### PROBLEM REQUIREMENTS
Copy out every one of the records below word for word, leaving each line as it is.

### DATASET EXCERPTS

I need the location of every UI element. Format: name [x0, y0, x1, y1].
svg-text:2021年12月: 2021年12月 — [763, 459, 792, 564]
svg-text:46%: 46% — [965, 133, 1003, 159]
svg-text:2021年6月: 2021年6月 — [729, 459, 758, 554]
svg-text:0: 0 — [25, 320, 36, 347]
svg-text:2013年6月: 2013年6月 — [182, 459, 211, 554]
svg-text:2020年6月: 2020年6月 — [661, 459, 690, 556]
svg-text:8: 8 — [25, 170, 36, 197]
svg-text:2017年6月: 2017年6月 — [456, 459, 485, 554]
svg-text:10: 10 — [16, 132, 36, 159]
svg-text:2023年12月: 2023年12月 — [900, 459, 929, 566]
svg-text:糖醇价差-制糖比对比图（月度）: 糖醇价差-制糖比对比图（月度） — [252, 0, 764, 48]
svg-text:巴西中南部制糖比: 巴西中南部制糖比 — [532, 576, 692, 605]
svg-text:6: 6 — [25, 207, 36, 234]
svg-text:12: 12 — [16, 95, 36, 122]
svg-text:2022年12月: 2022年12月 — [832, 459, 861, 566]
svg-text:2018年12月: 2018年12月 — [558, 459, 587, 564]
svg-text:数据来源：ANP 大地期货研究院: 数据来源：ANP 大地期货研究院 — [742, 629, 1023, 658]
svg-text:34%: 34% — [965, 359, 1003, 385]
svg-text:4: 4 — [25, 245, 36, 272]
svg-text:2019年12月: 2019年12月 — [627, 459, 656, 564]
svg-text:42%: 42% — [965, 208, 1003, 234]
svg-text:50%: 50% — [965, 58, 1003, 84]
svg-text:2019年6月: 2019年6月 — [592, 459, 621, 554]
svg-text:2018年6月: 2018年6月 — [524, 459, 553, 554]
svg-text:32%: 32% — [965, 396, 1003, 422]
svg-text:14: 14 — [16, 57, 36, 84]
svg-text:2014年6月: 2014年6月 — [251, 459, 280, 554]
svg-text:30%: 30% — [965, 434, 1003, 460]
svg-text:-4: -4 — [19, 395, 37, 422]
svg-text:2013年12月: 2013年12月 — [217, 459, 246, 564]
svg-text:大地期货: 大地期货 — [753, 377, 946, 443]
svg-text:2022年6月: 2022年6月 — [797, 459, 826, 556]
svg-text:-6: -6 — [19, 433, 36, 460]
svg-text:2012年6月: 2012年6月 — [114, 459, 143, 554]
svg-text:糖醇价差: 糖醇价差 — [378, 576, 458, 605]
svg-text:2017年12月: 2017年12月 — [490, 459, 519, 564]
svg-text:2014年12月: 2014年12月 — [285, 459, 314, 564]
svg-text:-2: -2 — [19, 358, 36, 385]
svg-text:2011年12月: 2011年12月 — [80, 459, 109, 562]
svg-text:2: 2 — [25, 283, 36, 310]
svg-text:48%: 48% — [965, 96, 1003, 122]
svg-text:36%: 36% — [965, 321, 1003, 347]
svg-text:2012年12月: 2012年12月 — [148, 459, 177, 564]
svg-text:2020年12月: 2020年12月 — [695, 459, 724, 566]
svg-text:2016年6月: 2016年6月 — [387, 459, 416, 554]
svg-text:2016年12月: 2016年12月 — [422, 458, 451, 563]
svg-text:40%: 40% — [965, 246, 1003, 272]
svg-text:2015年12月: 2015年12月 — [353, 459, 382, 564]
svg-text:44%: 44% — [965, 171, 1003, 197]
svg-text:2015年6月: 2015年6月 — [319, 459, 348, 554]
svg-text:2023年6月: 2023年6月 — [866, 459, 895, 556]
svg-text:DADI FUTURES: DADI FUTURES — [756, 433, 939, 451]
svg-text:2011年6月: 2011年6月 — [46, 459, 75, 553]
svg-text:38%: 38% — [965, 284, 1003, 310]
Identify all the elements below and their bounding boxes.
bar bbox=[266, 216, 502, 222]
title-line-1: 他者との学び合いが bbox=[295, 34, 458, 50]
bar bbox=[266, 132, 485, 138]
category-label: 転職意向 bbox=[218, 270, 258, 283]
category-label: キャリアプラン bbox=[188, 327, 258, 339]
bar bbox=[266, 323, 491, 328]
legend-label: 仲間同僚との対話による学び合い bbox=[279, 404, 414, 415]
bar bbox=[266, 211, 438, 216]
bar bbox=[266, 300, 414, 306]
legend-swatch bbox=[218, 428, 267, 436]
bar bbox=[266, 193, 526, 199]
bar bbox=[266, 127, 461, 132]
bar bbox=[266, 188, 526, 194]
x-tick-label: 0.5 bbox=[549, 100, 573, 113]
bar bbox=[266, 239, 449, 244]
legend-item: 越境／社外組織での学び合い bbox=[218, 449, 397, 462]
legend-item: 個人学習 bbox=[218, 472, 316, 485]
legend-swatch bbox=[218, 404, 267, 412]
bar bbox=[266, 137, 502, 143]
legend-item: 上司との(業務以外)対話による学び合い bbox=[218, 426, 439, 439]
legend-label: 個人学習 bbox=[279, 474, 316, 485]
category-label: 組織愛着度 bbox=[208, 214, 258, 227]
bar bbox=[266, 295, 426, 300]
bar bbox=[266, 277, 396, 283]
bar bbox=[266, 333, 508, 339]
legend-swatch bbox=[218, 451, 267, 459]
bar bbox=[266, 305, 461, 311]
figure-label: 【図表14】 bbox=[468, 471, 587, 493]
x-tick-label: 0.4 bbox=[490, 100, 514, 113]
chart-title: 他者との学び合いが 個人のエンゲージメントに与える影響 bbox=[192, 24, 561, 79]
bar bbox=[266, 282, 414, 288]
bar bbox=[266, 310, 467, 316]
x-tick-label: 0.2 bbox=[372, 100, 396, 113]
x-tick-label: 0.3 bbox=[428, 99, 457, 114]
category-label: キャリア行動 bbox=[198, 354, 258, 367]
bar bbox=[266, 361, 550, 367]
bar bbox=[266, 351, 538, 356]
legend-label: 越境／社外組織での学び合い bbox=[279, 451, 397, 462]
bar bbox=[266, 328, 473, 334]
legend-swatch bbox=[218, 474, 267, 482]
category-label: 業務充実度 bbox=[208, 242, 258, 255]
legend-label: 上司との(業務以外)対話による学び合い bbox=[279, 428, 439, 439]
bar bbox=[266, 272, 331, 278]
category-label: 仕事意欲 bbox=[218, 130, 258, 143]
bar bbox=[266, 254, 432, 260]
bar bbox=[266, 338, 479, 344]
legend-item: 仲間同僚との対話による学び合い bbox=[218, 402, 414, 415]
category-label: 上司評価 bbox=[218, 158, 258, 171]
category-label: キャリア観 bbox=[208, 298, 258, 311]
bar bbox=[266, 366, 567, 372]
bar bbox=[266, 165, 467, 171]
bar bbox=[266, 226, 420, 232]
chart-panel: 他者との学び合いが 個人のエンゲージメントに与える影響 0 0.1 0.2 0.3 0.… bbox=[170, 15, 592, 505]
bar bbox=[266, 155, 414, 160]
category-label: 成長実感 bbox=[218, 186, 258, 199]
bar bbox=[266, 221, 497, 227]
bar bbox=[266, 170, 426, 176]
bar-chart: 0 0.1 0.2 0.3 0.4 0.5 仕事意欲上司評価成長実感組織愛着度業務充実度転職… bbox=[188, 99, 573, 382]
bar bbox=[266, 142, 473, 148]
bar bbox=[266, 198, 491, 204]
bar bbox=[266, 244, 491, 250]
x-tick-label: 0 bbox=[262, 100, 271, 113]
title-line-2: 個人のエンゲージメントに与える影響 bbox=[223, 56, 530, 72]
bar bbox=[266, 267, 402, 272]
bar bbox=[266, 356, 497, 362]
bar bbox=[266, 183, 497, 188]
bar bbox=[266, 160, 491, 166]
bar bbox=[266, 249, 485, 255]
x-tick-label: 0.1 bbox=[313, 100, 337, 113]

### RIGHT ANSWER
I need the location of every UI element. Format: name [x0, y0, x1, y1].
svg-text:2021年12月: 2021年12月 — [763, 459, 792, 564]
svg-text:46%: 46% — [965, 133, 1003, 159]
svg-text:2021年6月: 2021年6月 — [729, 459, 758, 554]
svg-text:0: 0 — [25, 320, 36, 347]
svg-text:2013年6月: 2013年6月 — [182, 459, 211, 554]
svg-text:2020年6月: 2020年6月 — [661, 459, 690, 556]
svg-text:8: 8 — [25, 170, 36, 197]
svg-text:2017年6月: 2017年6月 — [456, 459, 485, 554]
svg-text:10: 10 — [16, 132, 36, 159]
svg-text:2023年12月: 2023年12月 — [900, 459, 929, 566]
svg-text:糖醇价差-制糖比对比图（月度）: 糖醇价差-制糖比对比图（月度） — [252, 0, 764, 48]
svg-text:巴西中南部制糖比: 巴西中南部制糖比 — [532, 576, 692, 605]
svg-text:6: 6 — [25, 207, 36, 234]
svg-text:12: 12 — [16, 95, 36, 122]
svg-text:2022年12月: 2022年12月 — [832, 459, 861, 566]
svg-text:2018年12月: 2018年12月 — [558, 459, 587, 564]
svg-text:数据来源：ANP 大地期货研究院: 数据来源：ANP 大地期货研究院 — [742, 629, 1023, 658]
svg-text:34%: 34% — [965, 359, 1003, 385]
svg-text:4: 4 — [25, 245, 36, 272]
svg-text:2019年12月: 2019年12月 — [627, 459, 656, 564]
svg-text:42%: 42% — [965, 208, 1003, 234]
svg-text:50%: 50% — [965, 58, 1003, 84]
svg-text:2019年6月: 2019年6月 — [592, 459, 621, 554]
svg-text:2018年6月: 2018年6月 — [524, 459, 553, 554]
svg-text:32%: 32% — [965, 396, 1003, 422]
svg-text:14: 14 — [16, 57, 36, 84]
svg-text:2014年6月: 2014年6月 — [251, 459, 280, 554]
svg-text:30%: 30% — [965, 434, 1003, 460]
svg-text:-4: -4 — [19, 395, 37, 422]
svg-text:2013年12月: 2013年12月 — [217, 459, 246, 564]
svg-text:大地期货: 大地期货 — [753, 377, 946, 443]
svg-text:2022年6月: 2022年6月 — [797, 459, 826, 556]
svg-text:-6: -6 — [19, 433, 36, 460]
svg-text:2012年6月: 2012年6月 — [114, 459, 143, 554]
svg-text:糖醇价差: 糖醇价差 — [378, 576, 458, 605]
svg-text:2017年12月: 2017年12月 — [490, 459, 519, 564]
svg-text:2014年12月: 2014年12月 — [285, 459, 314, 564]
svg-text:-2: -2 — [19, 358, 36, 385]
svg-text:2011年12月: 2011年12月 — [80, 459, 109, 562]
svg-text:2: 2 — [25, 283, 36, 310]
svg-text:48%: 48% — [965, 96, 1003, 122]
svg-text:36%: 36% — [965, 321, 1003, 347]
svg-text:2012年12月: 2012年12月 — [148, 459, 177, 564]
svg-text:2020年12月: 2020年12月 — [695, 459, 724, 566]
svg-text:2016年6月: 2016年6月 — [387, 459, 416, 554]
svg-text:2016年12月: 2016年12月 — [422, 458, 451, 563]
svg-text:40%: 40% — [965, 246, 1003, 272]
svg-text:2015年12月: 2015年12月 — [353, 459, 382, 564]
svg-text:44%: 44% — [965, 171, 1003, 197]
svg-text:2015年6月: 2015年6月 — [319, 459, 348, 554]
svg-text:2023年6月: 2023年6月 — [866, 459, 895, 556]
svg-text:DADI FUTURES: DADI FUTURES — [756, 433, 939, 451]
svg-text:2011年6月: 2011年6月 — [46, 459, 75, 553]
svg-text:38%: 38% — [965, 284, 1003, 310]
Identify all the elements below and their bounding boxes.
bar bbox=[266, 216, 502, 222]
title-line-1: 他者との学び合いが bbox=[295, 34, 458, 50]
bar bbox=[266, 132, 485, 138]
category-label: 転職意向 bbox=[218, 270, 258, 283]
category-label: キャリアプラン bbox=[188, 327, 258, 339]
bar bbox=[266, 323, 491, 328]
legend-label: 仲間同僚との対話による学び合い bbox=[279, 404, 414, 415]
bar bbox=[266, 211, 438, 216]
bar bbox=[266, 300, 414, 306]
legend-swatch bbox=[218, 428, 267, 436]
bar bbox=[266, 193, 526, 199]
bar bbox=[266, 127, 461, 132]
bar bbox=[266, 188, 526, 194]
x-tick-label: 0.5 bbox=[549, 100, 573, 113]
bar bbox=[266, 239, 449, 244]
legend-item: 越境／社外組織での学び合い bbox=[218, 449, 397, 462]
legend-item: 個人学習 bbox=[218, 472, 316, 485]
legend-swatch bbox=[218, 404, 267, 412]
bar bbox=[266, 137, 502, 143]
legend-item: 上司との(業務以外)対話による学び合い bbox=[218, 426, 439, 439]
legend-label: 個人学習 bbox=[279, 474, 316, 485]
category-label: 組織愛着度 bbox=[208, 214, 258, 227]
bar bbox=[266, 295, 426, 300]
bar bbox=[266, 277, 396, 283]
bar bbox=[266, 333, 508, 339]
legend-swatch bbox=[218, 451, 267, 459]
bar bbox=[266, 305, 461, 311]
figure-label: 【図表14】 bbox=[468, 471, 587, 493]
x-tick-label: 0.4 bbox=[490, 100, 514, 113]
chart-title: 他者との学び合いが 個人のエンゲージメントに与える影響 bbox=[192, 24, 561, 79]
bar bbox=[266, 282, 414, 288]
bar bbox=[266, 310, 467, 316]
x-tick-label: 0.2 bbox=[372, 100, 396, 113]
x-tick-label: 0.3 bbox=[428, 99, 457, 114]
category-label: キャリア行動 bbox=[198, 354, 258, 367]
bar bbox=[266, 361, 550, 367]
bar bbox=[266, 351, 538, 356]
legend-label: 越境／社外組織での学び合い bbox=[279, 451, 397, 462]
bar bbox=[266, 328, 473, 334]
legend-swatch bbox=[218, 474, 267, 482]
category-label: 業務充実度 bbox=[208, 242, 258, 255]
legend-label: 上司との(業務以外)対話による学び合い bbox=[279, 428, 439, 439]
bar bbox=[266, 272, 331, 278]
category-label: 仕事意欲 bbox=[218, 130, 258, 143]
bar bbox=[266, 254, 432, 260]
bar bbox=[266, 338, 479, 344]
legend-item: 仲間同僚との対話による学び合い bbox=[218, 402, 414, 415]
category-label: 上司評価 bbox=[218, 158, 258, 171]
category-label: キャリア観 bbox=[208, 298, 258, 311]
bar bbox=[266, 366, 567, 372]
bar bbox=[266, 165, 467, 171]
bar bbox=[266, 226, 420, 232]
chart-panel: 他者との学び合いが 個人のエンゲージメントに与える影響 0 0.1 0.2 0.3 0.… bbox=[170, 15, 592, 505]
bar bbox=[266, 155, 414, 160]
category-label: 成長実感 bbox=[218, 186, 258, 199]
bar bbox=[266, 221, 497, 227]
bar bbox=[266, 170, 426, 176]
bar-chart: 0 0.1 0.2 0.3 0.4 0.5 仕事意欲上司評価成長実感組織愛着度業務充実度転職… bbox=[188, 99, 573, 382]
bar bbox=[266, 142, 473, 148]
bar bbox=[266, 198, 491, 204]
bar bbox=[266, 244, 491, 250]
x-tick-label: 0 bbox=[262, 100, 271, 113]
title-line-2: 個人のエンゲージメントに与える影響 bbox=[223, 56, 530, 72]
bar bbox=[266, 267, 402, 272]
bar bbox=[266, 356, 497, 362]
bar bbox=[266, 183, 497, 188]
bar bbox=[266, 160, 491, 166]
bar bbox=[266, 249, 485, 255]
x-tick-label: 0.1 bbox=[313, 100, 337, 113]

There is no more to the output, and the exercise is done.